Take every line from the listing below that includes "Roughness" and copy it.

>>>

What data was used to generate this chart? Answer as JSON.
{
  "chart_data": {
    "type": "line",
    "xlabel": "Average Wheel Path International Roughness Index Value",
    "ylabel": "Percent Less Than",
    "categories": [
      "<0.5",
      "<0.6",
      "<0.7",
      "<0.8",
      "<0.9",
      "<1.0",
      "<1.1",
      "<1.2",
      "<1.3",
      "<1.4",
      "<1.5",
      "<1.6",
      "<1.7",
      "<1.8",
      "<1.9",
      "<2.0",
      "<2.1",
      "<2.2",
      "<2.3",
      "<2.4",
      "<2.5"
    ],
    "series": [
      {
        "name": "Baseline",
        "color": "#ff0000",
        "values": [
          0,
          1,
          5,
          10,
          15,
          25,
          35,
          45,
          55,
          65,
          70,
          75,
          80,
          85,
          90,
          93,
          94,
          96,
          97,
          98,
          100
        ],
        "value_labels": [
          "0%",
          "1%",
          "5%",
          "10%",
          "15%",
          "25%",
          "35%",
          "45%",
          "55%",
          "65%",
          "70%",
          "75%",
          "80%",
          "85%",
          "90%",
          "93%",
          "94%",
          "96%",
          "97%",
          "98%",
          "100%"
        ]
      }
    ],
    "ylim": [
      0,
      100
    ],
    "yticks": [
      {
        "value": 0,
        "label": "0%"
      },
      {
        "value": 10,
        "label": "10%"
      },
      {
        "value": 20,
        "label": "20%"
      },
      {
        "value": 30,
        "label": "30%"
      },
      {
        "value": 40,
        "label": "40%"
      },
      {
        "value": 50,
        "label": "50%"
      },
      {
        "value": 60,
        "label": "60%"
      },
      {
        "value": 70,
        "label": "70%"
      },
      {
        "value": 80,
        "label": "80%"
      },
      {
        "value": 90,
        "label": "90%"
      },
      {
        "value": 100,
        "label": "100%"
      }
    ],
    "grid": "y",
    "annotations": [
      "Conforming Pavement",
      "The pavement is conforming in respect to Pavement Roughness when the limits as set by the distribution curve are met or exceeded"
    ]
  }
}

<<<

FULL ANSWER
    "xlabel": "Average Wheel Path International Roughness Index Value",
      "The pavement is conforming in respect to Pavement Roughness when the limits as set by the distribution curve are met or exceeded"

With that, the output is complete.